> Aim of the task:
Transcribe all of the material exactly. Any picture in it should be left out.

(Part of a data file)

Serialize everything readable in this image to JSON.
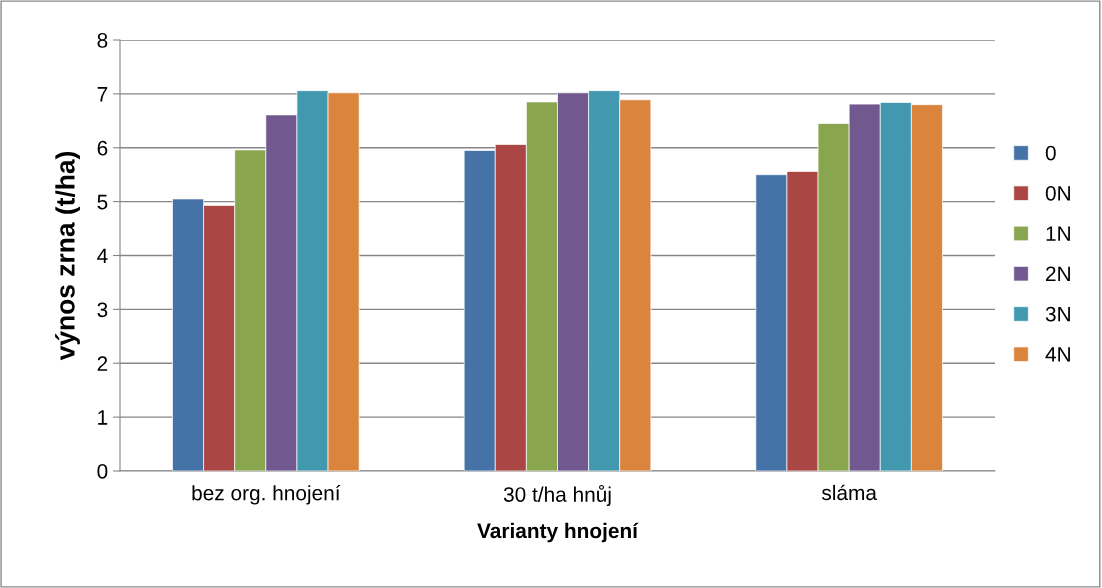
{
  "chart_data": {
    "type": "bar",
    "xlabel": "Varianty hnojení",
    "ylabel": "výnos zrna (t/ha)",
    "categories": [
      "bez org. hnojení",
      "30 t/ha hnůj",
      "sláma"
    ],
    "series": [
      {
        "name": "0",
        "color": "#4572a7",
        "values": [
          5.05,
          5.95,
          5.5
        ]
      },
      {
        "name": "0N",
        "color": "#aa4643",
        "values": [
          4.93,
          6.06,
          5.56
        ]
      },
      {
        "name": "1N",
        "color": "#89a54e",
        "values": [
          5.96,
          6.85,
          6.45
        ]
      },
      {
        "name": "2N",
        "color": "#71588f",
        "values": [
          6.61,
          7.02,
          6.81
        ]
      },
      {
        "name": "3N",
        "color": "#4198af",
        "values": [
          7.06,
          7.06,
          6.84
        ]
      },
      {
        "name": "4N",
        "color": "#db843d",
        "values": [
          7.02,
          6.89,
          6.8
        ]
      }
    ],
    "ylim": [
      0,
      8
    ],
    "yticks": [
      0,
      1,
      2,
      3,
      4,
      5,
      6,
      7,
      8
    ],
    "grid": "y",
    "legend": "right"
  }
}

> The completed task:
Serialize everything readable in this image to JSON.
{
  "chart_data": {
    "type": "bar",
    "xlabel": "Varianty hnojení",
    "ylabel": "výnos zrna (t/ha)",
    "categories": [
      "bez org. hnojení",
      "30 t/ha hnůj",
      "sláma"
    ],
    "series": [
      {
        "name": "0",
        "color": "#4572a7",
        "values": [
          5.05,
          5.95,
          5.5
        ]
      },
      {
        "name": "0N",
        "color": "#aa4643",
        "values": [
          4.93,
          6.06,
          5.56
        ]
      },
      {
        "name": "1N",
        "color": "#89a54e",
        "values": [
          5.96,
          6.85,
          6.45
        ]
      },
      {
        "name": "2N",
        "color": "#71588f",
        "values": [
          6.61,
          7.02,
          6.81
        ]
      },
      {
        "name": "3N",
        "color": "#4198af",
        "values": [
          7.06,
          7.06,
          6.84
        ]
      },
      {
        "name": "4N",
        "color": "#db843d",
        "values": [
          7.02,
          6.89,
          6.8
        ]
      }
    ],
    "ylim": [
      0,
      8
    ],
    "yticks": [
      0,
      1,
      2,
      3,
      4,
      5,
      6,
      7,
      8
    ],
    "grid": "y",
    "legend": "right"
  }
}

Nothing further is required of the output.